[Records about charts and figures]

>> Start

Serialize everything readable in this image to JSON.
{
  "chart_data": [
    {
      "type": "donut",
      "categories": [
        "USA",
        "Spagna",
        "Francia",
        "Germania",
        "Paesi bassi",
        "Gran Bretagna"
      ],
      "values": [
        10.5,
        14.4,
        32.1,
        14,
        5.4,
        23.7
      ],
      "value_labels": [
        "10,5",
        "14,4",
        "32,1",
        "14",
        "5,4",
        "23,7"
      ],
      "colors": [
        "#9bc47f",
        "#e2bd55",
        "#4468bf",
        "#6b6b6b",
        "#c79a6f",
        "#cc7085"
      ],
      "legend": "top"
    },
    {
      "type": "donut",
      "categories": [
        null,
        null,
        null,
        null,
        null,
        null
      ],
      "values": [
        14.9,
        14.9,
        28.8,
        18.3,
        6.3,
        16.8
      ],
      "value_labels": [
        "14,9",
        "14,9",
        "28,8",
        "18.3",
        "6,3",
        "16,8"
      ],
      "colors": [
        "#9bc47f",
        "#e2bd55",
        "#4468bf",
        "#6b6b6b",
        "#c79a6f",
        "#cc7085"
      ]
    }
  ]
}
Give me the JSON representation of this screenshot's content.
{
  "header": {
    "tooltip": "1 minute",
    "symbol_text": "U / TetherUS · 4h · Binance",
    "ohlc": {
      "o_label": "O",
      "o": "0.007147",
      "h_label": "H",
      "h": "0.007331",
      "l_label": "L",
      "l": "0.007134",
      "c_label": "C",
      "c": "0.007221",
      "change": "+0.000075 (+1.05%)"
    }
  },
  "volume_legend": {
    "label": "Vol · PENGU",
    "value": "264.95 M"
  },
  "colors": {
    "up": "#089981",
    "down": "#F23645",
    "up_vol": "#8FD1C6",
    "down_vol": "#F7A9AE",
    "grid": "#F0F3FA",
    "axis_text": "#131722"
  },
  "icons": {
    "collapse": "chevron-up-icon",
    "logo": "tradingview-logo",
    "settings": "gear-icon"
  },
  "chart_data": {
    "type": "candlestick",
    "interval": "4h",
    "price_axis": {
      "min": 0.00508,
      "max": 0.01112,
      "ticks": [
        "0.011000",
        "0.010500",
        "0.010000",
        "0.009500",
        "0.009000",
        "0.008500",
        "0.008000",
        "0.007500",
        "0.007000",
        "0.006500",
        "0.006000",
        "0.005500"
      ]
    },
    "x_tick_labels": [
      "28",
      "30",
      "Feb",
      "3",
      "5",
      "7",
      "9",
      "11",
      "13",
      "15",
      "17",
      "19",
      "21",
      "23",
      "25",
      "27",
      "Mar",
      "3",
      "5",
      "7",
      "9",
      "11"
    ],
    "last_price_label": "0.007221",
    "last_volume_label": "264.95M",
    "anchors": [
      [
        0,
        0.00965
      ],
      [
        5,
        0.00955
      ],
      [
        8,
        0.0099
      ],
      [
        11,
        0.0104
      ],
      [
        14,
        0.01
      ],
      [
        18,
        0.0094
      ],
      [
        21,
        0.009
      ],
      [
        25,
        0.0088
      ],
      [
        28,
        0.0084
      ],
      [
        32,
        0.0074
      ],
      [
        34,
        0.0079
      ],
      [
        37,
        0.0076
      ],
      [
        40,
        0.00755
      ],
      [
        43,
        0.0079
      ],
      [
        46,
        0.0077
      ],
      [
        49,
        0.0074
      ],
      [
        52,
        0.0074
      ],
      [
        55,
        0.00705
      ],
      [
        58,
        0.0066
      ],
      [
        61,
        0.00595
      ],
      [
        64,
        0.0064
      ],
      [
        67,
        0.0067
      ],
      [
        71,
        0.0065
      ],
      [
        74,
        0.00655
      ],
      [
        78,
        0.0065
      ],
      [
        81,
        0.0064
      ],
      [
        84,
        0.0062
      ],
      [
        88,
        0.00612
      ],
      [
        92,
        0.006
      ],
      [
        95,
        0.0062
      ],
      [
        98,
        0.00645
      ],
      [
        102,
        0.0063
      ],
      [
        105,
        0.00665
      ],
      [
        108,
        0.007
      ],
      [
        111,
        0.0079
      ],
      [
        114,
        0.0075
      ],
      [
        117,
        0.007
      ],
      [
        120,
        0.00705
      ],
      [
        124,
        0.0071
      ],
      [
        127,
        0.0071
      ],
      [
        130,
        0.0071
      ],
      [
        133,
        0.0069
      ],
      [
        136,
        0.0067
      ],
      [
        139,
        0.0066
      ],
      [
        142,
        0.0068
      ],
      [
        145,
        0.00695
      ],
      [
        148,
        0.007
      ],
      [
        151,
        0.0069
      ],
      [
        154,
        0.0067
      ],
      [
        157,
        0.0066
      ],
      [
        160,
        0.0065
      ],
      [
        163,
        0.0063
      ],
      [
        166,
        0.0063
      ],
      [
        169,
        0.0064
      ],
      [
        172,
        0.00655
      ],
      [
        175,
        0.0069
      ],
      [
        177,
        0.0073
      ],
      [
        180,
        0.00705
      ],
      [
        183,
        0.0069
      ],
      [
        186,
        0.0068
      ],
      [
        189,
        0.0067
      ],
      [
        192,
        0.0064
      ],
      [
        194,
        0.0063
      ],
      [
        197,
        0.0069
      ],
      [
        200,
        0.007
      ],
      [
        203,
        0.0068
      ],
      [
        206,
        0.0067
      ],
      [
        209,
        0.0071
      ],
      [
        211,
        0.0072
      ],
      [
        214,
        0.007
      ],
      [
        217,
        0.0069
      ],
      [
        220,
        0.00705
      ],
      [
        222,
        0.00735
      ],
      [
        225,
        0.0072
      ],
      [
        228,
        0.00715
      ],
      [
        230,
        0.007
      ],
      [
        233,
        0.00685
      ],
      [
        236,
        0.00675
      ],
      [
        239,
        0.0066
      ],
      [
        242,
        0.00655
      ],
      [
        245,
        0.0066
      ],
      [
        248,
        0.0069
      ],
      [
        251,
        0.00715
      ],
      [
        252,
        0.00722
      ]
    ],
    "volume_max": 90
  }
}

>> End

§ **WHAT NEEDS TO BE DONE**: Go through the records above and retype each one exactly.

§ **TASK ANSWER**:
Serialize everything readable in this image to JSON.
{
  "chart_data": [
    {
      "type": "donut",
      "categories": [
        "USA",
        "Spagna",
        "Francia",
        "Germania",
        "Paesi bassi",
        "Gran Bretagna"
      ],
      "values": [
        10.5,
        14.4,
        32.1,
        14,
        5.4,
        23.7
      ],
      "value_labels": [
        "10,5",
        "14,4",
        "32,1",
        "14",
        "5,4",
        "23,7"
      ],
      "colors": [
        "#9bc47f",
        "#e2bd55",
        "#4468bf",
        "#6b6b6b",
        "#c79a6f",
        "#cc7085"
      ],
      "legend": "top"
    },
    {
      "type": "donut",
      "categories": [
        null,
        null,
        null,
        null,
        null,
        null
      ],
      "values": [
        14.9,
        14.9,
        28.8,
        18.3,
        6.3,
        16.8
      ],
      "value_labels": [
        "14,9",
        "14,9",
        "28,8",
        "18.3",
        "6,3",
        "16,8"
      ],
      "colors": [
        "#9bc47f",
        "#e2bd55",
        "#4468bf",
        "#6b6b6b",
        "#c79a6f",
        "#cc7085"
      ]
    }
  ]
}
Give me the JSON representation of this screenshot's content.
{
  "header": {
    "tooltip": "1 minute",
    "symbol_text": "U / TetherUS · 4h · Binance",
    "ohlc": {
      "o_label": "O",
      "o": "0.007147",
      "h_label": "H",
      "h": "0.007331",
      "l_label": "L",
      "l": "0.007134",
      "c_label": "C",
      "c": "0.007221",
      "change": "+0.000075 (+1.05%)"
    }
  },
  "volume_legend": {
    "label": "Vol · PENGU",
    "value": "264.95 M"
  },
  "colors": {
    "up": "#089981",
    "down": "#F23645",
    "up_vol": "#8FD1C6",
    "down_vol": "#F7A9AE",
    "grid": "#F0F3FA",
    "axis_text": "#131722"
  },
  "icons": {
    "collapse": "chevron-up-icon",
    "logo": "tradingview-logo",
    "settings": "gear-icon"
  },
  "chart_data": {
    "type": "candlestick",
    "interval": "4h",
    "price_axis": {
      "min": 0.00508,
      "max": 0.01112,
      "ticks": [
        "0.011000",
        "0.010500",
        "0.010000",
        "0.009500",
        "0.009000",
        "0.008500",
        "0.008000",
        "0.007500",
        "0.007000",
        "0.006500",
        "0.006000",
        "0.005500"
      ]
    },
    "x_tick_labels": [
      "28",
      "30",
      "Feb",
      "3",
      "5",
      "7",
      "9",
      "11",
      "13",
      "15",
      "17",
      "19",
      "21",
      "23",
      "25",
      "27",
      "Mar",
      "3",
      "5",
      "7",
      "9",
      "11"
    ],
    "last_price_label": "0.007221",
    "last_volume_label": "264.95M",
    "anchors": [
      [
        0,
        0.00965
      ],
      [
        5,
        0.00955
      ],
      [
        8,
        0.0099
      ],
      [
        11,
        0.0104
      ],
      [
        14,
        0.01
      ],
      [
        18,
        0.0094
      ],
      [
        21,
        0.009
      ],
      [
        25,
        0.0088
      ],
      [
        28,
        0.0084
      ],
      [
        32,
        0.0074
      ],
      [
        34,
        0.0079
      ],
      [
        37,
        0.0076
      ],
      [
        40,
        0.00755
      ],
      [
        43,
        0.0079
      ],
      [
        46,
        0.0077
      ],
      [
        49,
        0.0074
      ],
      [
        52,
        0.0074
      ],
      [
        55,
        0.00705
      ],
      [
        58,
        0.0066
      ],
      [
        61,
        0.00595
      ],
      [
        64,
        0.0064
      ],
      [
        67,
        0.0067
      ],
      [
        71,
        0.0065
      ],
      [
        74,
        0.00655
      ],
      [
        78,
        0.0065
      ],
      [
        81,
        0.0064
      ],
      [
        84,
        0.0062
      ],
      [
        88,
        0.00612
      ],
      [
        92,
        0.006
      ],
      [
        95,
        0.0062
      ],
      [
        98,
        0.00645
      ],
      [
        102,
        0.0063
      ],
      [
        105,
        0.00665
      ],
      [
        108,
        0.007
      ],
      [
        111,
        0.0079
      ],
      [
        114,
        0.0075
      ],
      [
        117,
        0.007
      ],
      [
        120,
        0.00705
      ],
      [
        124,
        0.0071
      ],
      [
        127,
        0.0071
      ],
      [
        130,
        0.0071
      ],
      [
        133,
        0.0069
      ],
      [
        136,
        0.0067
      ],
      [
        139,
        0.0066
      ],
      [
        142,
        0.0068
      ],
      [
        145,
        0.00695
      ],
      [
        148,
        0.007
      ],
      [
        151,
        0.0069
      ],
      [
        154,
        0.0067
      ],
      [
        157,
        0.0066
      ],
      [
        160,
        0.0065
      ],
      [
        163,
        0.0063
      ],
      [
        166,
        0.0063
      ],
      [
        169,
        0.0064
      ],
      [
        172,
        0.00655
      ],
      [
        175,
        0.0069
      ],
      [
        177,
        0.0073
      ],
      [
        180,
        0.00705
      ],
      [
        183,
        0.0069
      ],
      [
        186,
        0.0068
      ],
      [
        189,
        0.0067
      ],
      [
        192,
        0.0064
      ],
      [
        194,
        0.0063
      ],
      [
        197,
        0.0069
      ],
      [
        200,
        0.007
      ],
      [
        203,
        0.0068
      ],
      [
        206,
        0.0067
      ],
      [
        209,
        0.0071
      ],
      [
        211,
        0.0072
      ],
      [
        214,
        0.007
      ],
      [
        217,
        0.0069
      ],
      [
        220,
        0.00705
      ],
      [
        222,
        0.00735
      ],
      [
        225,
        0.0072
      ],
      [
        228,
        0.00715
      ],
      [
        230,
        0.007
      ],
      [
        233,
        0.00685
      ],
      [
        236,
        0.00675
      ],
      [
        239,
        0.0066
      ],
      [
        242,
        0.00655
      ],
      [
        245,
        0.0066
      ],
      [
        248,
        0.0069
      ],
      [
        251,
        0.00715
      ],
      [
        252,
        0.00722
      ]
    ],
    "volume_max": 90
  }
}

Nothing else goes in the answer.